◆ **EXTRACT PROVIDED**
.....

Conservative talk radio host Rush Limbaugh returned to his show on Friday following the announcement of his advanced lung cancer diagnosis, and spoke about receiving the Presidential Medal of Freedom at President Trump's State of the Union address on Tuesday.
"It couldn't stop looking down at it the whole time that I'm wearing it. ... It's just beautiful," Limbaugh told his listeners.
After taking a call from a listener, who told Limbaugh that the Medal of Freedom "couldn't have gone to a better person," the radio host responded by saying, "It's a once-in-a-lifetime thing" and that it's "so special."
"The president was not going to let me miss it, he was not going to let me talk him or myself out of appearing at the House chamber that night," Limbaugh elaborated. "Remember folks, I knew I was going to get the medal. The president had told me that it was going to happen in a couple of weeks in the Oval Office."
While he refrained from going into detail about his conversation with the president, the conservative giant vowed that "someday" he'll be "able to tell the entire story" about how Trump refused to hear no, promising his listeners, "you'll laugh yourself silly."
"No matter how polite, no matter how sincere, no matter heartfelt, no way, not possible," Limbaugh continued. "It's an aspect to his personality that these people -- his political opponents haven't the slightest idea, no way of understanding it. He will not be denied ... and I don't mean that as he's oppressive and insensitive and doesn't listen. In fact, it's the exact opposite."

.....

Dataset excerpts:
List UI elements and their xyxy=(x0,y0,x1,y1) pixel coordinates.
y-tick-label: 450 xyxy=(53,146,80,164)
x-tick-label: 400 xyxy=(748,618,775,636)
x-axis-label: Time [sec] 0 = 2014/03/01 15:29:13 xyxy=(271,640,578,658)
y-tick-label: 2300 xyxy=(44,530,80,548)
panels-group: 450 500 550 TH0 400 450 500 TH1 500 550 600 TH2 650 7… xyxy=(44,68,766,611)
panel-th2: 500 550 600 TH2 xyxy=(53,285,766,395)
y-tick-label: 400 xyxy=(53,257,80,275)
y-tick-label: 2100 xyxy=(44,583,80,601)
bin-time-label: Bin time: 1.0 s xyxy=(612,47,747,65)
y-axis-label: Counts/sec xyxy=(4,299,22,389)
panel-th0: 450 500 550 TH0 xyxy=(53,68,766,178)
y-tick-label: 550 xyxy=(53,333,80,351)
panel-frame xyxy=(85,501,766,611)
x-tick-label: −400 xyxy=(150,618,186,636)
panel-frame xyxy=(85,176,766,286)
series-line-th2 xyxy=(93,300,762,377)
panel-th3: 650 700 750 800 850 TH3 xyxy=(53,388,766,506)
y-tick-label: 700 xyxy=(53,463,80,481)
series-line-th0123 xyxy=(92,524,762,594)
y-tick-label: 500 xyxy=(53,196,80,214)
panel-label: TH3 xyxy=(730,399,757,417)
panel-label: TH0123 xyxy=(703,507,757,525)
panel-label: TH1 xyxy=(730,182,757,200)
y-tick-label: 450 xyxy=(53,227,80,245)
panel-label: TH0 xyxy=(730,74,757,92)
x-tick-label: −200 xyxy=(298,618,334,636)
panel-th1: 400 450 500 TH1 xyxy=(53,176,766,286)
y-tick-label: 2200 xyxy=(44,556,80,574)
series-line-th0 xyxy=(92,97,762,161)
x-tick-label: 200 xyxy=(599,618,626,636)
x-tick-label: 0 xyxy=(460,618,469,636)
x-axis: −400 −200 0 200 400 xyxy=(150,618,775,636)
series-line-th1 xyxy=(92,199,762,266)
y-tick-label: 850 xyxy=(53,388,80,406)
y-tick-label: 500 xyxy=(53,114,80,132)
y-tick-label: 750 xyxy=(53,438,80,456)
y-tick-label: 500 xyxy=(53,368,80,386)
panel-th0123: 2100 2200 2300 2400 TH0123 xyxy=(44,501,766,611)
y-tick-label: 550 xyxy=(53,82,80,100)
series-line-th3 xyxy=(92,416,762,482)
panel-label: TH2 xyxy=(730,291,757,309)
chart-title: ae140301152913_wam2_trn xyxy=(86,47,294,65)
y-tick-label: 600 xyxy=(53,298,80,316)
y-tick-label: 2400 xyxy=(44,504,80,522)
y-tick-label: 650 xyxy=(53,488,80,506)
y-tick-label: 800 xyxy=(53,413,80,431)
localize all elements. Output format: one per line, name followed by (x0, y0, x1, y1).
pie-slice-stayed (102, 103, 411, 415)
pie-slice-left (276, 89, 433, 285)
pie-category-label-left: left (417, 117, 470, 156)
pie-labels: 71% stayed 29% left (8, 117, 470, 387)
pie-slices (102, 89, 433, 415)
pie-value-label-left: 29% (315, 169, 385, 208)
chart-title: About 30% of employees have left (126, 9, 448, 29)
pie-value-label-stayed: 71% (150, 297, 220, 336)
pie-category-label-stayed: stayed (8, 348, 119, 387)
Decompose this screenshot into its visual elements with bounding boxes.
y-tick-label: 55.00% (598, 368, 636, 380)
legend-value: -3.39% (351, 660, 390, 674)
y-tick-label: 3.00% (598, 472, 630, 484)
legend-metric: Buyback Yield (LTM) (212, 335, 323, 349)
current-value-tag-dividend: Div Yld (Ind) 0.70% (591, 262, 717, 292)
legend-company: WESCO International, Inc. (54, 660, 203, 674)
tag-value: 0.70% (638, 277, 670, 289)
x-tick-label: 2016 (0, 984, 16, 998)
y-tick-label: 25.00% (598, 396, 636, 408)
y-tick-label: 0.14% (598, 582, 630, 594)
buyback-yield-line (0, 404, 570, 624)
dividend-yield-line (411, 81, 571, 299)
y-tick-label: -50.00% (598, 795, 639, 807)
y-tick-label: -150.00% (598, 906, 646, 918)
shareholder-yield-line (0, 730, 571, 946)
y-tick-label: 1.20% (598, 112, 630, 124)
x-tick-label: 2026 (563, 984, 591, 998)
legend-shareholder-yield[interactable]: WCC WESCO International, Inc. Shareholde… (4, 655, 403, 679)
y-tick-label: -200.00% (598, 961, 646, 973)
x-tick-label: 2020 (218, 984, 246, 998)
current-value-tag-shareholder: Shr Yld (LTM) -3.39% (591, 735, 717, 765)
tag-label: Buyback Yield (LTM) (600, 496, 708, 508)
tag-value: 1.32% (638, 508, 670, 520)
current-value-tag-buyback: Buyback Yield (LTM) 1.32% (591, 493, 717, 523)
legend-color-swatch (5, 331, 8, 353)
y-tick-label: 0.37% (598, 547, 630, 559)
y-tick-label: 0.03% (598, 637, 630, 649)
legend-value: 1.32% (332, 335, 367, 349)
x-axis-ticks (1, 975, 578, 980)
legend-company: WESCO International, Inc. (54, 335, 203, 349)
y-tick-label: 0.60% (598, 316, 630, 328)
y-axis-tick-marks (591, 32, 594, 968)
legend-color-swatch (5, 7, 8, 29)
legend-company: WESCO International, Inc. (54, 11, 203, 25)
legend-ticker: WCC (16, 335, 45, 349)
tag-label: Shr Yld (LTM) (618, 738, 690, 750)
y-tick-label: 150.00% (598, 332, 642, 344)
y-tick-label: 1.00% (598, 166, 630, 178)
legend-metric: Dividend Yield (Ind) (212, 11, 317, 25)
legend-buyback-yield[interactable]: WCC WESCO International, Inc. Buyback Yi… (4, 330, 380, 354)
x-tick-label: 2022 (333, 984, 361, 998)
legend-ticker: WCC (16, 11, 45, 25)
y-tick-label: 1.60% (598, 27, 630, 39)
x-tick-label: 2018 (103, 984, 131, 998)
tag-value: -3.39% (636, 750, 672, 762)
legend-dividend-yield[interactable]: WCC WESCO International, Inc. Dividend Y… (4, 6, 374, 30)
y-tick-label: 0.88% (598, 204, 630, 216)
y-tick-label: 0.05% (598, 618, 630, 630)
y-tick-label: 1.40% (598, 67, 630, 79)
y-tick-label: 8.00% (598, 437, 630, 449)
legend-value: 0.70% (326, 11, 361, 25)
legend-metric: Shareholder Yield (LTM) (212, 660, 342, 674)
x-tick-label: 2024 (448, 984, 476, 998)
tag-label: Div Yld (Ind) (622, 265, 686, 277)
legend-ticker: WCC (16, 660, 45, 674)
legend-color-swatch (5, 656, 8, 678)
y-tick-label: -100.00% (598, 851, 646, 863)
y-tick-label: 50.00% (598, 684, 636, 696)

.....

◆ **TASKS**
A - From the article on Rush Limbaugh's return to his show, list the traits that Limbaugh says he does not mean to ascribe to the president when he says "He will not be denied."
B - According to the article on Rush Limbaugh's return to his show, why was Limbaugh not surprised to receive the medal at the State of the Union address?
C - Continue the article on Rush Limbaugh's return to his show, beginning after its final paragraph.

◆ **RESULTS OF THE TASKS**
A - Oppressive, insensitive, and not listening.

B - The president had already told him that he would receive the medal. At that point, however, Limbaugh expected the ceremony to take place in a couple of weeks in the Oval Office.

C -
Limbaugh told his audience that all the support he has received has been a blessing, and he evoked New York Yankees legend Lou Gehrig, who famously declared that he considered himself “the luckiest man on the face of the earth” after being diagnosed with the fatal ALS back in 1939. Limbaugh said he has seen the historic footage of Gehrig’s speech numerous times over the years.
“The first two or three times I heard it, I had trouble processing it. How in the world can anybody feel lucky after having been told that you have a disease for which there is no recovery, and that it’s fast. … There was a part of me that thought, okay this is something that famous people are supposed to say. … I thought, clearly there is a portion of Lou Gehrig that thinks he has to say this,” Limbaugh said. “Now I know that’s all wrong. Now I know that there was nothing forced or phony or public relations related about it. Because I feel the same way.
“I cannot thank all of the people that I have heard from since Monday,” he said. “To have this kind of support, and to know it, to be fully aware of it, it does make me one of the luckiest people alive.”
Fox News' Brian Flood contributed to this report.